[sw,test] create QEMU I2C target mode test and harness using transport

This creates a test for Opentitan's I2C target mode for QEMU, using a
test harness that utilises the I2C QEMU transport implemented in the
previous commit.

The tested device emulates a simple "memory" device on each I2C bus.

The device consists of a 256-byte "memory". On a write transfer to the
device, the first byte sets the "pointer" to within the memory where
subsequent bytes are written to or read from. This value is incremented
after each written or read byte. During a read transfer, bytes from
memory to be read are buffered in the TX FIFO, which is refilled if its
fill level drops below a threshold.

The test harness uses the I2C host proxy device in QEMU to issue
transfers to write to and read from the emulated memory device.

Signed-off-by: Alice Ziuziakowska <[email protected]>

Author: ziuziakowska

sw/device/tests/qemu/BUILD

@@ -46,3 +46,29 @@ opentitan_test(
         "//sw/device/lib/testing/test_framework:ottf_main",
     ],
 )
+
+opentitan_test(
+    name = "i2c_qemu_target_device_test",
+    srcs = ["i2c_qemu_target_device_test.c"],
+    exec_env = {
+        "//hw/top_earlgrey:sim_qemu_rom_with_fake_keys": None,
+        "//hw/top_earlgrey:sim_qemu_sival_rom_ext": None,
+    },
+    qemu = qemu_params(
+        test_harness = "//sw/host/tests/qemu:i2c_target",
+    ),
+    deps = [
+        "//hw/top_earlgrey/sw/autogen:top_earlgrey",
+        "//sw/device/lib/arch:device",
+        "//sw/device/lib/base:memory",
+        "//sw/device/lib/base:mmio",
+        "//sw/device/lib/dif:i2c",
+        "//sw/device/lib/dif:rv_plic",
+        "//sw/device/lib/runtime:hart",
+        "//sw/device/lib/runtime:log",
+        "//sw/device/lib/runtime:print",
+        "//sw/device/lib/testing:i2c_testutils",
+        "//sw/device/lib/testing:rv_core_ibex_testutils",
+        "//sw/device/lib/testing/test_framework:ottf_main",
+    ],
+)
• • • •
=== EXERCISE REQUIREMENTS ===
A: Rewrite the paragraph of the commit that begins "The device consists of a 256-byte" as a short bulleted list that keeps its main facts.
B: Answer these questions from the commit, each on its own line:
(i) Which device in QEMU does the test harness use to issue transfers?
(ii) What name does the new opentitan_test entry in the BUILD file have?
(iii) What value is given for test_harness?
C: List every dependency in the new test's deps list in the commit whose label begins with "//sw/device/lib/runtime".
The listing that follows is not needed for the tasks in this section.

=== SOURCE DATA ===
• • • •
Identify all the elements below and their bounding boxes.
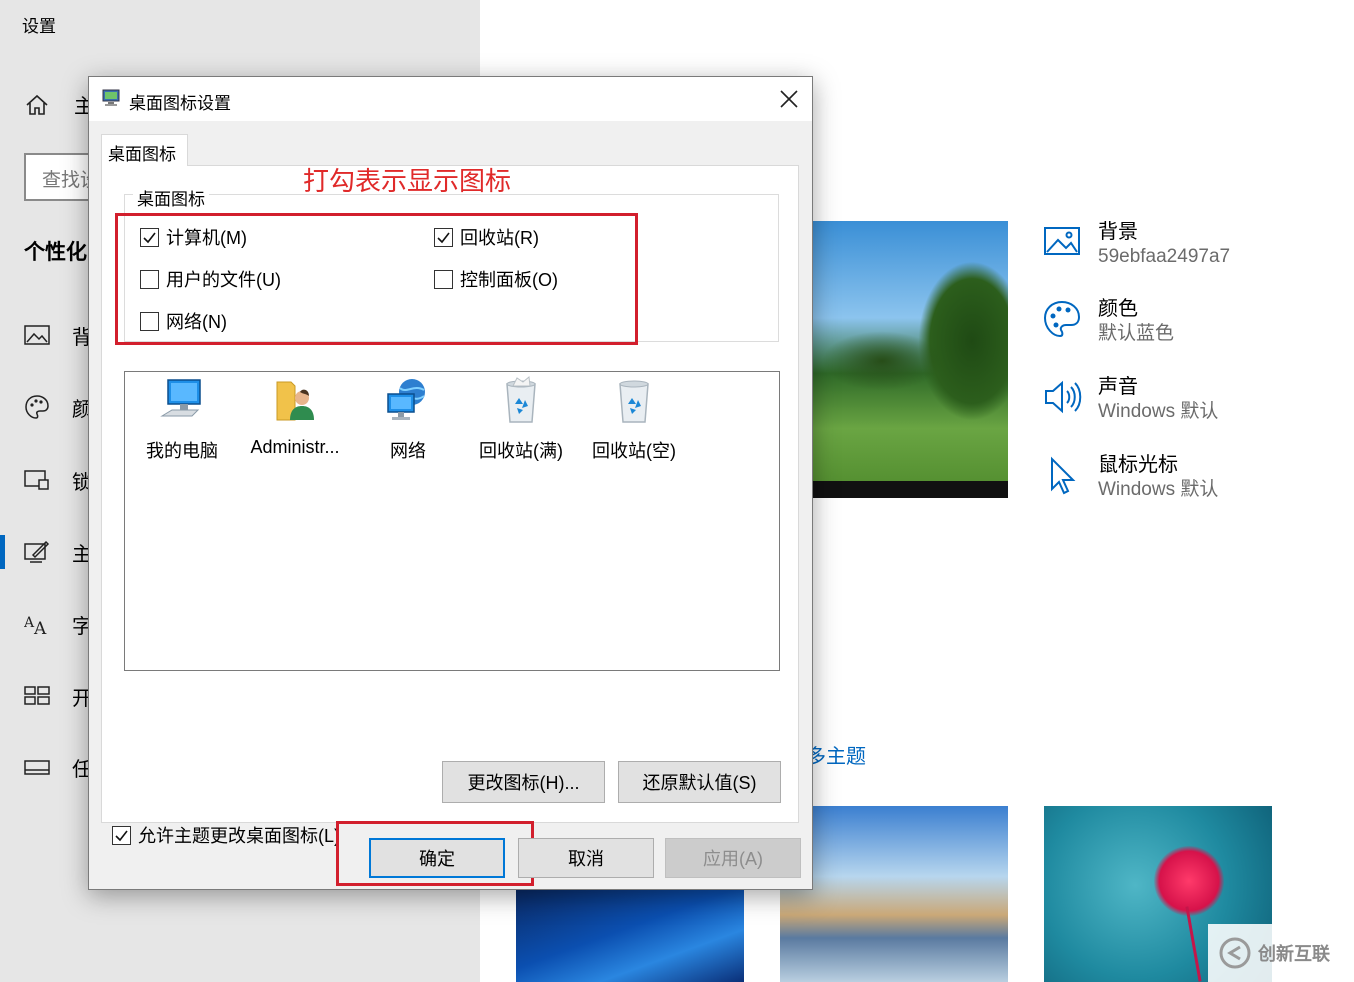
• • • •
=== SOLUTIONS BELOW ===
A:
- The device holds a 256-byte "memory."
- In a write transfer, the first byte sets the "pointer" to the place in memory where later bytes are written or read.
- The pointer goes up by one after each byte written or read.
- In a read transfer, the bytes to be read are buffered in the TX FIFO.
- The TX FIFO is refilled when its fill level drops below a threshold.

B:
(i) The I2C host proxy device.
(ii) i2c_qemu_target_device_test
(iii) "//sw/host/tests/qemu:i2c_target"

C:
- //sw/device/lib/runtime:hart
- //sw/device/lib/runtime:log
- //sw/device/lib/runtime:print